• _WHAT YOU HAVE TO DO_: Repeat the lines that follow, leaving nothing out.
--- START RECORDED INFORMATION ---
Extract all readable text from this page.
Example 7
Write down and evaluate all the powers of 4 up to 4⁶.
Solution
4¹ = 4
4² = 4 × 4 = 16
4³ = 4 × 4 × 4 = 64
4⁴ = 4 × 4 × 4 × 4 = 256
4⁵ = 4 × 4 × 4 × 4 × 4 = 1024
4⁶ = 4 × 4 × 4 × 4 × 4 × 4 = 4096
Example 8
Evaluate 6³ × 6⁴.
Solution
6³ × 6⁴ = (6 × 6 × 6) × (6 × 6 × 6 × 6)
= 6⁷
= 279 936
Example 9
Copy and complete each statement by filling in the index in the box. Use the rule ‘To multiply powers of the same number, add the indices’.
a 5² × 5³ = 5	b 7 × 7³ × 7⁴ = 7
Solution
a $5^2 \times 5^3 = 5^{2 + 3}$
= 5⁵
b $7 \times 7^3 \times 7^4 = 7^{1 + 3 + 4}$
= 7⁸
--- END RECORDED INFORMATION ---
• _FINAL ANSWER_:
Extract all readable text from this page.
Example 7
Write down and evaluate all the powers of 4 up to 4⁶.
Solution
4¹ = 4
4² = 4 × 4 = 16
4³ = 4 × 4 × 4 = 64
4⁴ = 4 × 4 × 4 × 4 = 256
4⁵ = 4 × 4 × 4 × 4 × 4 = 1024
4⁶ = 4 × 4 × 4 × 4 × 4 × 4 = 4096
Example 8
Evaluate 6³ × 6⁴.
Solution
6³ × 6⁴ = (6 × 6 × 6) × (6 × 6 × 6 × 6)
= 6⁷
= 279 936
Example 9
Copy and complete each statement by filling in the index in the box. Use the rule ‘To multiply powers of the same number, add the indices’.
a 5² × 5³ = 5	b 7 × 7³ × 7⁴ = 7
Solution
a $5^2 \times 5^3 = 5^{2 + 3}$
= 5⁵
b $7 \times 7^3 \times 7^4 = 7^{1 + 3 + 4}$
= 7⁸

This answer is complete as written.